● **Passage shown**:
* START *
The build process should run to completion with no errors, after which these
binaries should be present in the `build/bin`

folder: `libpreprocess.a`

,
`preprocessor`

, and `test_preprocessor`

.

## Inputs¶

The matrix preprocessor requires a single input file. The input file must be in MatrixMarket format, a popular and efficient format for sparse matrices.

Python supports the MatrixMarket format via the `scipy`

module and the
functions `scipy.io.mmwrite`

and `scipy.io.mmread`

.

### Input Options¶

The matrix preprocessor supports the following set of command line options. All
are optional except for `--infile`

, which specifies the file containing the
term-frequency matrix to be processed:

Option | Argument | Explanation |

`-i` , `--infile` |
string | path to input file, MatrixMarket format |

`-r` , `--min_docs_per_term` |
integer | min number of docs per dictionary term, default 3 |

`-c` , `--min_terms_per_doc` |
integer | min number of dictionary terms per doc, default 5 |

`-p` , `--precision` |
integer | precision of values in output file, default 4 digits
(valid only if `--weights` flag is present) |

`-w` , `--weights` |
none | if present, generate TF-IDF weights for entries and output a floating point term-document matrix |

`-b` , `--boolean` |
none | if present, enable boolean mode, in which nonzero values in the input matrix are set to 1 |

`-h` , `--help` |
none | print user help to stdout |

`-v` , `--version` |
none | print version information to stdout |

The `--min_docs_per_term`

option is the cutoff value for pruning rows. Any
dictionary term that appears in fewer than this many documents will be pruned.
* END *
● **Information provided**:
* START *
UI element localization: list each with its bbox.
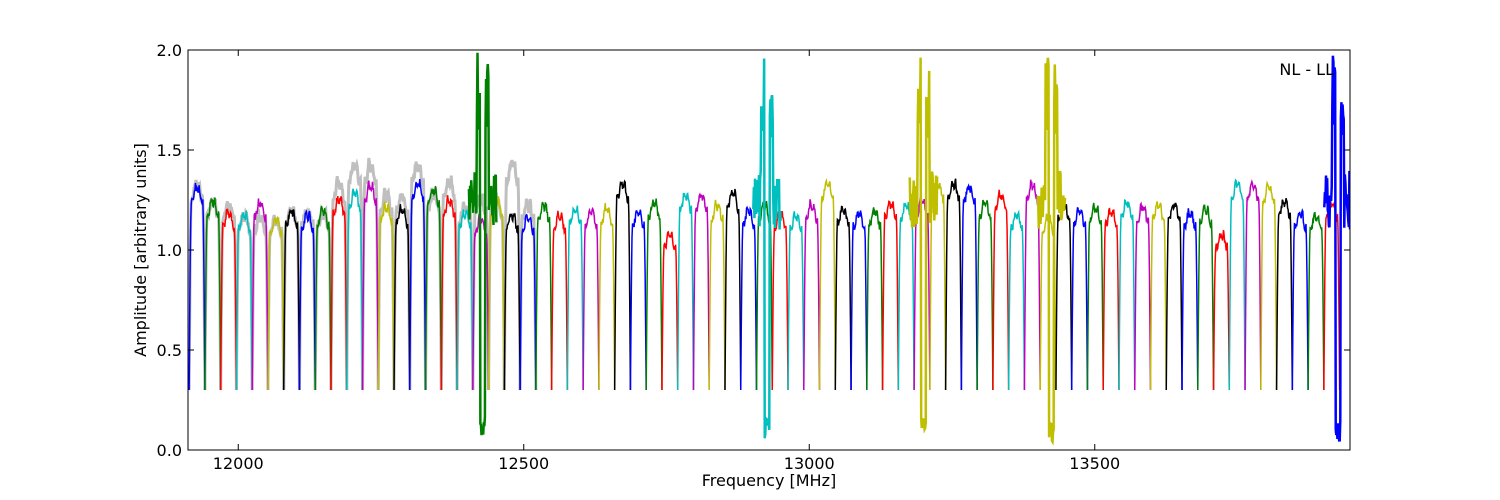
* END *
● **Given instruction 1**:
Answer from the matrix preprocessor documentation:
(a) In which folder should the binaries be present after the build?
(b) Which command line option is required?
(c) What is the default minimum number of dictionary terms per doc?
● **Given instruction 2**: Give the long form of every command line option listed in the matrix preprocessor documentation.
The data can be set aside; none of it is used here.

● **Written answer 1**:
(a) `build/bin`
(b) `--infile`
(c) 5

● **Written answer 2**:
- `--infile`
- `--min_docs_per_term`
- `--min_terms_per_doc`
- `--precision`
- `--weights`
- `--boolean`
- `--help`
- `--version`